**WHAT IS EXPECTED**
Examine each line of the data. Copy those that contain the string "ylabel".
□ □ □ □ □
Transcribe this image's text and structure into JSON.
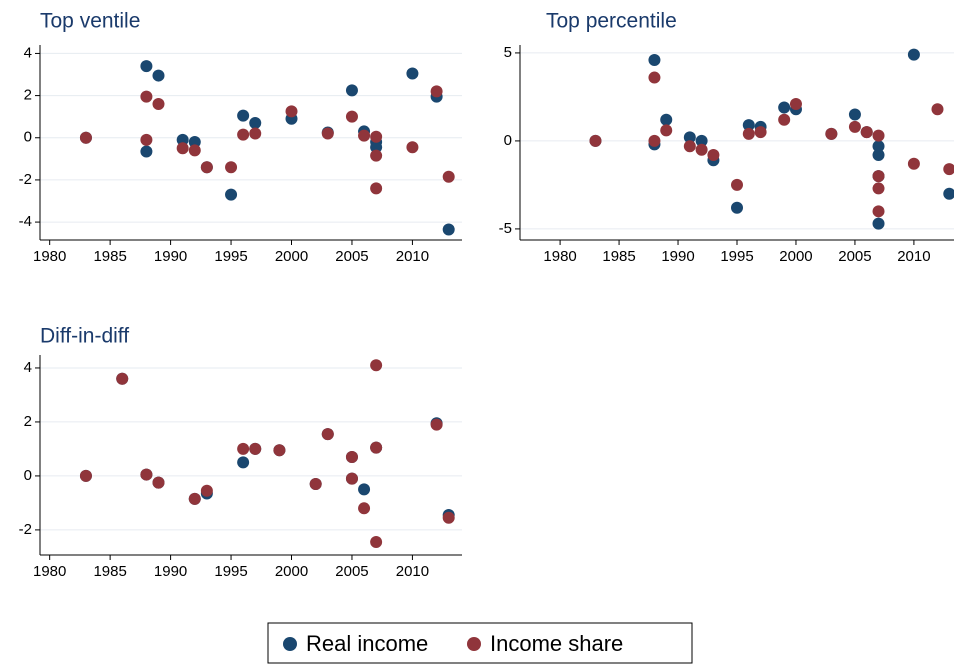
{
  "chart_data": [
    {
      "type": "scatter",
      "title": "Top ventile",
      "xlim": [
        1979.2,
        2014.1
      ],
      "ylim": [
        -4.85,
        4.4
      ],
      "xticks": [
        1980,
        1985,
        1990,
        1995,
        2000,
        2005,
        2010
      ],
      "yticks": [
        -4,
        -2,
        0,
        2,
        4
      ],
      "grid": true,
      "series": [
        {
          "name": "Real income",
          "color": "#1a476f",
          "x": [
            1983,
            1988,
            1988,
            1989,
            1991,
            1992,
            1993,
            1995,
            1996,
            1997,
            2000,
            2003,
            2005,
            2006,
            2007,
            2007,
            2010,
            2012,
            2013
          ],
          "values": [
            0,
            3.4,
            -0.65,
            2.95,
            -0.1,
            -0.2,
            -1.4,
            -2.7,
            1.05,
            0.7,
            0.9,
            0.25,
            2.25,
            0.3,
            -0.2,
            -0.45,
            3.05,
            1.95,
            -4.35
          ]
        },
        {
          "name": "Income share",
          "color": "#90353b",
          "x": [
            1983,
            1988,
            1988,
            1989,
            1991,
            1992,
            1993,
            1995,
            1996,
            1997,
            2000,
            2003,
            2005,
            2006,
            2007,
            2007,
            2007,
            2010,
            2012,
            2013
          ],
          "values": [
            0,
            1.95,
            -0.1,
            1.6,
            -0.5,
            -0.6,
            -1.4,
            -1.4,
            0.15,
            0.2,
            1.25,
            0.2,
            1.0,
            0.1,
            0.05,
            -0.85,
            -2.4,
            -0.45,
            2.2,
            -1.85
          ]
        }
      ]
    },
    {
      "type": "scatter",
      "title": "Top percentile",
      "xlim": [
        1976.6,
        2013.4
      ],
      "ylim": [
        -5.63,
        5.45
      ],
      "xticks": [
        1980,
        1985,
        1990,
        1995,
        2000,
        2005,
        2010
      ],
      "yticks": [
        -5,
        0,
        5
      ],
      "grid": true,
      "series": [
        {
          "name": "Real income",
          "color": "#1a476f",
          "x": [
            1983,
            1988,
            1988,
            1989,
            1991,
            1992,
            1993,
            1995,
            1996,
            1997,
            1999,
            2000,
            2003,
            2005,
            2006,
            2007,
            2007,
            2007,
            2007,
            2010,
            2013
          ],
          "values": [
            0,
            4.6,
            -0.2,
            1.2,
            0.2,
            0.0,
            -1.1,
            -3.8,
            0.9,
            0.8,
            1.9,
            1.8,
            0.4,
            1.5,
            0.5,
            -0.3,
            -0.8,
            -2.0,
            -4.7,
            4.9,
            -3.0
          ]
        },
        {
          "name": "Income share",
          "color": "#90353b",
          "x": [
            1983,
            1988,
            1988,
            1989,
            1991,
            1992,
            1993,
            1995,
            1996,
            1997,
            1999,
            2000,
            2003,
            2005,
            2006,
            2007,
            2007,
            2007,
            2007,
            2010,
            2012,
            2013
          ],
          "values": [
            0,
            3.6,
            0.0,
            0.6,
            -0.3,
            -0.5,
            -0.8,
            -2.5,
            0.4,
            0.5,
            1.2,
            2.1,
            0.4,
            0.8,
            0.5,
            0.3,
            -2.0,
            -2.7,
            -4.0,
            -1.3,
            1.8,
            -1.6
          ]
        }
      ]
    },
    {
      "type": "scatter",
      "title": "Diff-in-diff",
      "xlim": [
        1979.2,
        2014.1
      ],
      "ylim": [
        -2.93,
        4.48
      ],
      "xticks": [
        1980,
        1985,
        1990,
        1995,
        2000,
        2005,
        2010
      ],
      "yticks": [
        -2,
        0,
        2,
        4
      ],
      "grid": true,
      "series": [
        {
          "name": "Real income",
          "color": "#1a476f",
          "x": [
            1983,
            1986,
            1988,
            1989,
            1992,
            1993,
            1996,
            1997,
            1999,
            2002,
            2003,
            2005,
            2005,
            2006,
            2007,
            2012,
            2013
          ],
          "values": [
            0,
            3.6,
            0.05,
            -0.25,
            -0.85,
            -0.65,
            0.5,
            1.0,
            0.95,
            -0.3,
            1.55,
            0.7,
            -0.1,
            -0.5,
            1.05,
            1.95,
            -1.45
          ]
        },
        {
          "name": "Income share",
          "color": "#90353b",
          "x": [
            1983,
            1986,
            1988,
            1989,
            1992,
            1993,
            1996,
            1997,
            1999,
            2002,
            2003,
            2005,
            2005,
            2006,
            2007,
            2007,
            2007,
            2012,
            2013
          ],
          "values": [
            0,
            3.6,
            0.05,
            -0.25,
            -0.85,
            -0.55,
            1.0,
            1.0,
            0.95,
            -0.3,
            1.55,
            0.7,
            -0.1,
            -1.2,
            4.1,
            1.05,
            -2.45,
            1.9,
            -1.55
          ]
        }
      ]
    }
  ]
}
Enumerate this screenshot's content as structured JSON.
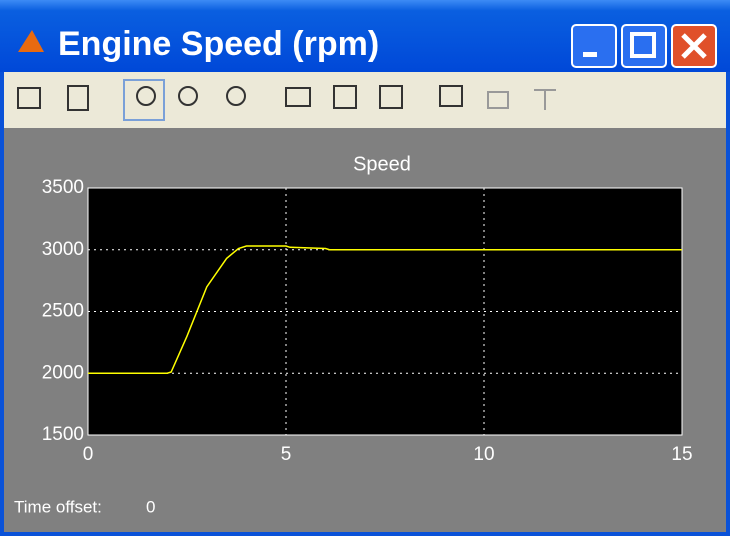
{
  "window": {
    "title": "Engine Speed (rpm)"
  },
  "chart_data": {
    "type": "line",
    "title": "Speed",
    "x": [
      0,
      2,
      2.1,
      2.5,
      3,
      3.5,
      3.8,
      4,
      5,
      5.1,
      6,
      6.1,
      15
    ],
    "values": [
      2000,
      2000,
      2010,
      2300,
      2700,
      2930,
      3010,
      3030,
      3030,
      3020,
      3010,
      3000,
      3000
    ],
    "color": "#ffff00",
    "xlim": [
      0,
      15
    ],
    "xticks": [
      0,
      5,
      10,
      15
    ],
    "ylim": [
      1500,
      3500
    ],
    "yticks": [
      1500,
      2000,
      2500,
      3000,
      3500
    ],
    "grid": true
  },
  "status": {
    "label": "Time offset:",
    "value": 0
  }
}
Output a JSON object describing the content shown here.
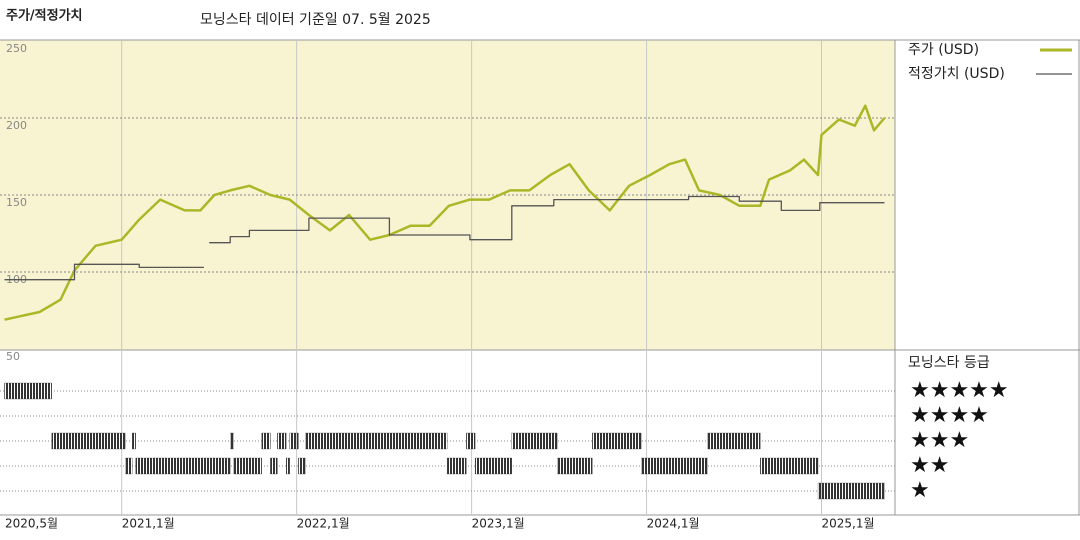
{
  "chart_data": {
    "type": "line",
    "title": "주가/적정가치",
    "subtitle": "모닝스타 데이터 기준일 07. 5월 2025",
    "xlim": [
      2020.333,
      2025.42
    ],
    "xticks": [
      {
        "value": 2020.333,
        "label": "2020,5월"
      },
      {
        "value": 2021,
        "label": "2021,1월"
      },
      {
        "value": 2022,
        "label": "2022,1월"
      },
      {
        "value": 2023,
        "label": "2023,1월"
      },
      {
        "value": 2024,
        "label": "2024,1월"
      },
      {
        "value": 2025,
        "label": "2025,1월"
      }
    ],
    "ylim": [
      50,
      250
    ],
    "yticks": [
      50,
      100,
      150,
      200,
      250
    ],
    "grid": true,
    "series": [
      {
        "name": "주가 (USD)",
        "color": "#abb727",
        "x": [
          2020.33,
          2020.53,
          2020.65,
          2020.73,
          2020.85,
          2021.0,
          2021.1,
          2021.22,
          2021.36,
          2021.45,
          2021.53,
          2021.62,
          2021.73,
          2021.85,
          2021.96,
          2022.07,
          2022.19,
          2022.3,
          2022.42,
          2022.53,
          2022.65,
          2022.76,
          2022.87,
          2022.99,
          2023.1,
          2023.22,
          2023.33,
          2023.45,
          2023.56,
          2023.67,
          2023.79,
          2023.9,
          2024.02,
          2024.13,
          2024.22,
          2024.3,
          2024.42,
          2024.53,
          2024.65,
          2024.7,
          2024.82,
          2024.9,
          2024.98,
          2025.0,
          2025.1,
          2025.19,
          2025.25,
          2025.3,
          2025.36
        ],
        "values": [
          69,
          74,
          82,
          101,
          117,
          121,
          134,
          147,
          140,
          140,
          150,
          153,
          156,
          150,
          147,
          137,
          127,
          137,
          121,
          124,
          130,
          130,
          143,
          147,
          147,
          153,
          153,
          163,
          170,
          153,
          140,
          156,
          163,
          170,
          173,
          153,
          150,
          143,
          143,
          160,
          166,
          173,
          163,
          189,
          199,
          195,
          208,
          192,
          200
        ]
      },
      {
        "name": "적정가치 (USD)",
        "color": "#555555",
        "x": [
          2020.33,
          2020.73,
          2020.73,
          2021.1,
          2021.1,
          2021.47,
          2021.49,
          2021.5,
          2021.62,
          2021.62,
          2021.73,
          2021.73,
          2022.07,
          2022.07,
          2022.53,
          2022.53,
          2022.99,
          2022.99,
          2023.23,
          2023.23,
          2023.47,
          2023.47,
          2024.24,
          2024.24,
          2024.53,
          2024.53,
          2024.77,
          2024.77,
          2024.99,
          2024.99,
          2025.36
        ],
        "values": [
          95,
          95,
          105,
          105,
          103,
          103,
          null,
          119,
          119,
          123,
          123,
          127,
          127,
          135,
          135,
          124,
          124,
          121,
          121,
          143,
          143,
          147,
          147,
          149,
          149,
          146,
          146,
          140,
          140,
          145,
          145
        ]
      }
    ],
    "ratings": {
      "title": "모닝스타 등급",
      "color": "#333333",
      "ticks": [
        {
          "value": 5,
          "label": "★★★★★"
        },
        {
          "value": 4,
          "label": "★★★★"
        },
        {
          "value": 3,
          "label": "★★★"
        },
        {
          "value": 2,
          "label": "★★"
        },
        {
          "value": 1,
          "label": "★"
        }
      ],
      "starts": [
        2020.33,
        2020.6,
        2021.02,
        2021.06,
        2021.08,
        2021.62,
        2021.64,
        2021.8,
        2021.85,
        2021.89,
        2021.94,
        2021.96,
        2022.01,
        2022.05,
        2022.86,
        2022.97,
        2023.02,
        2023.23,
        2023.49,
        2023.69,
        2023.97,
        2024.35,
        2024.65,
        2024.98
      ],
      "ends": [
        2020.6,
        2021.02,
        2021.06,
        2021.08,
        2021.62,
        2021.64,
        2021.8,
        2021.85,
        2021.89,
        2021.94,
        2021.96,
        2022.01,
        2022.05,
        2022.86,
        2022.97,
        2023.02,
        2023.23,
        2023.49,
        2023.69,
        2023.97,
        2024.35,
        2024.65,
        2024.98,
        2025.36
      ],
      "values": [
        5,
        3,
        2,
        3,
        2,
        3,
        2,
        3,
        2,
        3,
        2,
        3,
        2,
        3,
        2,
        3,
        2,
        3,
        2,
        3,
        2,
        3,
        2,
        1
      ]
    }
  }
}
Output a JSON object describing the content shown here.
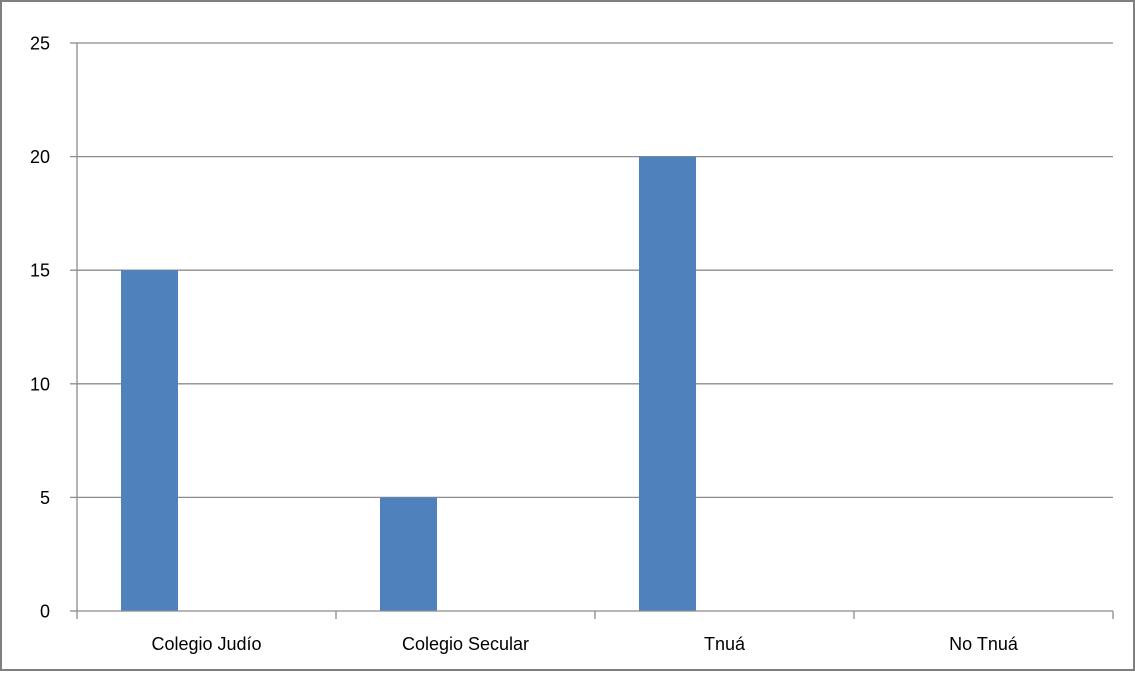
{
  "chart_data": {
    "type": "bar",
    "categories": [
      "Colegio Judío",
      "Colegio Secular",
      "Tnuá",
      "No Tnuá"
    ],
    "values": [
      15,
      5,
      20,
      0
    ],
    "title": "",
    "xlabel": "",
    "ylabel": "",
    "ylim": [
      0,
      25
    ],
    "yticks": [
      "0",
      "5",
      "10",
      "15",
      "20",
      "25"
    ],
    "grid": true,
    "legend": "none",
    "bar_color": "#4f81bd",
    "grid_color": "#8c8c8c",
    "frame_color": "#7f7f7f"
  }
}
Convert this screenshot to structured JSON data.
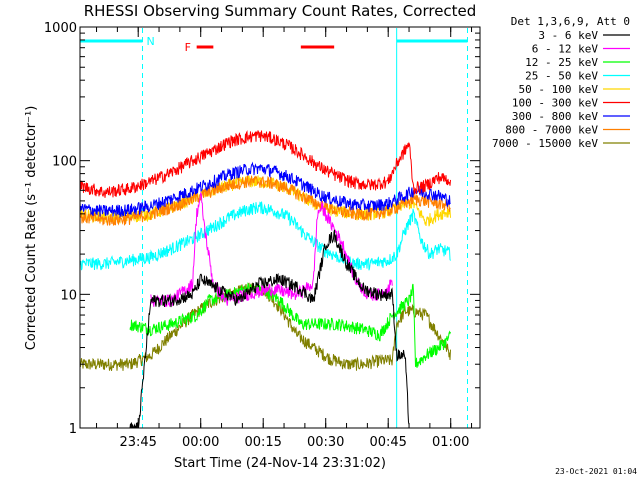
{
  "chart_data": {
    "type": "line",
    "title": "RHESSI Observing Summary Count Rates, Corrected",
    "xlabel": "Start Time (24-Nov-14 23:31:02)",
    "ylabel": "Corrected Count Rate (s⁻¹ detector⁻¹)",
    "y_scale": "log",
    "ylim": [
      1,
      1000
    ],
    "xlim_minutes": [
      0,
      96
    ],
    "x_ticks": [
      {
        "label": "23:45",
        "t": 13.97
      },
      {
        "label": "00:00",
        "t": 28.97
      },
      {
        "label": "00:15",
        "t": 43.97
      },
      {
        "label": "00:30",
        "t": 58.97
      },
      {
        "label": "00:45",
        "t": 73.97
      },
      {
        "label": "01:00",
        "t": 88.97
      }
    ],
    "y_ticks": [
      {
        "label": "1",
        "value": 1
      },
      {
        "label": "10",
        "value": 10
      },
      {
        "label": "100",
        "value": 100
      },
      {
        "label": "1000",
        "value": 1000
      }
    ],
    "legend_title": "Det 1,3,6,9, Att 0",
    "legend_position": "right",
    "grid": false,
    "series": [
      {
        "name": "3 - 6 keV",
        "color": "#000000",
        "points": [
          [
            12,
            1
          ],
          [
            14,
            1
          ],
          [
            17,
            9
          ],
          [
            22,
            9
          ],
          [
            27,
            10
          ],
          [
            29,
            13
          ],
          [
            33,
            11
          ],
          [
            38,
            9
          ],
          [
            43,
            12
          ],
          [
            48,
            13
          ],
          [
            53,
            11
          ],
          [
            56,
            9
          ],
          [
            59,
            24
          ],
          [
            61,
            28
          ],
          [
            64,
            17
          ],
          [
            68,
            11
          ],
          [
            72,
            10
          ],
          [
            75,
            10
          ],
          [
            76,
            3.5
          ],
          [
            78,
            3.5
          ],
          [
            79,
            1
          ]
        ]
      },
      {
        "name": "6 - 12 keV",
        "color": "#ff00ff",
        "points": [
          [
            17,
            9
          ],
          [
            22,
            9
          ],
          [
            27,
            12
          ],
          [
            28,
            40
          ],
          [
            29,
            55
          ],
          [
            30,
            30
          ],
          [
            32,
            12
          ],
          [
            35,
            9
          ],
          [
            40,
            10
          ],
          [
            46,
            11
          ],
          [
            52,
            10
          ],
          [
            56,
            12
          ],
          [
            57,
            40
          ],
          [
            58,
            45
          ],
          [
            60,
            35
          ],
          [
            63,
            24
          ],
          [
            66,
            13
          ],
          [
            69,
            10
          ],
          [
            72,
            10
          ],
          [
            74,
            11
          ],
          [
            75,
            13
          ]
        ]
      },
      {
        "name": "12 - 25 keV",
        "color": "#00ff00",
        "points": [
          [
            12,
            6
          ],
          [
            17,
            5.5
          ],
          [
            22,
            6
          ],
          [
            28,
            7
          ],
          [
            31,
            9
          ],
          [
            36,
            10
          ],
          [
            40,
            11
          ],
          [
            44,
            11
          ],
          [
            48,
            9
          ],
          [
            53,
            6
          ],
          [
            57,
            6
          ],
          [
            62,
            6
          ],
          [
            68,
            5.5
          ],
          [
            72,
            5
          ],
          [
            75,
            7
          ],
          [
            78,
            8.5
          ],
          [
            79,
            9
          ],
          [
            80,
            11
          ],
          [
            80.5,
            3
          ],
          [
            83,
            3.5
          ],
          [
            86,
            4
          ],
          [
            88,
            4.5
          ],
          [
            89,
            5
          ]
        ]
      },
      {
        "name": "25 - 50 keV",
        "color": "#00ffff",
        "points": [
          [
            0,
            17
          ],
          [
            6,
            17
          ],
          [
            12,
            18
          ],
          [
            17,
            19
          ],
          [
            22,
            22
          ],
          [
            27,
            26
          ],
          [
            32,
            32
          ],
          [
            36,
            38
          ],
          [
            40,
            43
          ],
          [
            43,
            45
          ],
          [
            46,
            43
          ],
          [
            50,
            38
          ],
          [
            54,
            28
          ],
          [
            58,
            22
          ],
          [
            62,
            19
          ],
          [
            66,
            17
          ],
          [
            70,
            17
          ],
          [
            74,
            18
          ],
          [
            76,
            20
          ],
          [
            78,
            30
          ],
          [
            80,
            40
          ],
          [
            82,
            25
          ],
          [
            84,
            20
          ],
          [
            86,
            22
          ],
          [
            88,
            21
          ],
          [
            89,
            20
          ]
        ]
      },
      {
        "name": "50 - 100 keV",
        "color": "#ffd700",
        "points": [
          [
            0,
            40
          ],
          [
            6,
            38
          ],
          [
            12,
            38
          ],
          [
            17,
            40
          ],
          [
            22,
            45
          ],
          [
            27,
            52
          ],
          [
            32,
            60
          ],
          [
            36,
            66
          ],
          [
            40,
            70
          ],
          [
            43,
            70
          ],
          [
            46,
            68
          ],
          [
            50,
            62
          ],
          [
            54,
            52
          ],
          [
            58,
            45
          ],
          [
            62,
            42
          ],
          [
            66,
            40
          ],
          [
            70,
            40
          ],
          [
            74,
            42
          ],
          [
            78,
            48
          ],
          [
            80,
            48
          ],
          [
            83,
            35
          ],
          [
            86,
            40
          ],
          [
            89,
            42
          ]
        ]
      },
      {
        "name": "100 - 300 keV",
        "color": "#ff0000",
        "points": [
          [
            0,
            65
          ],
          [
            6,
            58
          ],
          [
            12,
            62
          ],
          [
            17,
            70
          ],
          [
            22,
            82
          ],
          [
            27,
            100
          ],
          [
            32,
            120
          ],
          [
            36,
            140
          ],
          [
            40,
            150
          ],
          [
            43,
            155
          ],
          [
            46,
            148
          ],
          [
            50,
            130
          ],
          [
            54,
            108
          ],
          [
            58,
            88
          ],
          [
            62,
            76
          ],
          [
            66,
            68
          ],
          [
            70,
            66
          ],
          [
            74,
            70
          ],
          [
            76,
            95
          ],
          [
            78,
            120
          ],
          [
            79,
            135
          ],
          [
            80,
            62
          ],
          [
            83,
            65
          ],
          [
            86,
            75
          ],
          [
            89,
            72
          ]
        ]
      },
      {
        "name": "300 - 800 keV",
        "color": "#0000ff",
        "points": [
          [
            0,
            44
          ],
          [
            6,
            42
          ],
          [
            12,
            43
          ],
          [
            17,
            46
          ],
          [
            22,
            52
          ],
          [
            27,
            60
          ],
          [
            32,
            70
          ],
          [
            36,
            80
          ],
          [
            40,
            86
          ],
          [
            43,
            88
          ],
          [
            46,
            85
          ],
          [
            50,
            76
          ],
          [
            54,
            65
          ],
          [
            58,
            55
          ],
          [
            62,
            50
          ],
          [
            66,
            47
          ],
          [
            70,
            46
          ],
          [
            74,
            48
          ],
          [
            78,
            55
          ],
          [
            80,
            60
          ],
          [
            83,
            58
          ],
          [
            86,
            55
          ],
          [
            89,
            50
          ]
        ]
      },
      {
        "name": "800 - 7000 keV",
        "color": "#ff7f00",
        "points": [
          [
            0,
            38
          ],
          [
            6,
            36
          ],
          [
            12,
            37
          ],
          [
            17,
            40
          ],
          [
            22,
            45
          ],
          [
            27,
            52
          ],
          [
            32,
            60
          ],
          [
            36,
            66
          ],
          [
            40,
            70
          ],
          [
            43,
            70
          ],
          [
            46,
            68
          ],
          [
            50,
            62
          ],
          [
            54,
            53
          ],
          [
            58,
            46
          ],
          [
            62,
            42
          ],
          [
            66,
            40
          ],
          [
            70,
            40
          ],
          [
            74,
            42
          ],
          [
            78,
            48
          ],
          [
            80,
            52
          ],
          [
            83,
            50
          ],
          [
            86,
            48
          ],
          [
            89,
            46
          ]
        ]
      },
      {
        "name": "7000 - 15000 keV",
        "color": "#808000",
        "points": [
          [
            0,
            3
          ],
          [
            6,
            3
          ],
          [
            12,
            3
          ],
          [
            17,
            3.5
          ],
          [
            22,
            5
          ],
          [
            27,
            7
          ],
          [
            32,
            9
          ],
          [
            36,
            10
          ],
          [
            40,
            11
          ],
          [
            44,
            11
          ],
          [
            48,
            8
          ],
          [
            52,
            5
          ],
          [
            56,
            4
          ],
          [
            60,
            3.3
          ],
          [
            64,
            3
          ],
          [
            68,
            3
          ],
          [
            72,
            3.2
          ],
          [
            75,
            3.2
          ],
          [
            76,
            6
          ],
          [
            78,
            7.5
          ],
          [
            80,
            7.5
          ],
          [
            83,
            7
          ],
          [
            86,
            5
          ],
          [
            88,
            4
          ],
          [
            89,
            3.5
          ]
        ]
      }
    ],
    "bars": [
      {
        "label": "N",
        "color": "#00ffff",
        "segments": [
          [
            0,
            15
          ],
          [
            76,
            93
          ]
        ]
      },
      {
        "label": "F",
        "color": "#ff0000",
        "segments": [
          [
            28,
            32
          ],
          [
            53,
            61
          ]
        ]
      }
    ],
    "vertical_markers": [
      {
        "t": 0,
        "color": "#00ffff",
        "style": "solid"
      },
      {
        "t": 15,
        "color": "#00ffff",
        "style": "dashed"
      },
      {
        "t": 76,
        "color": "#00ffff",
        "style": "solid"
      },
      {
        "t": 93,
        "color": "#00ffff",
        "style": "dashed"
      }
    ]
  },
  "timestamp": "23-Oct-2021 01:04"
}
□ □ □ □ □
**TASK ANSWER**
    "ylabel": "",
    "ylabel": "Corrected Count Rate (s⁻¹ detector⁻¹)",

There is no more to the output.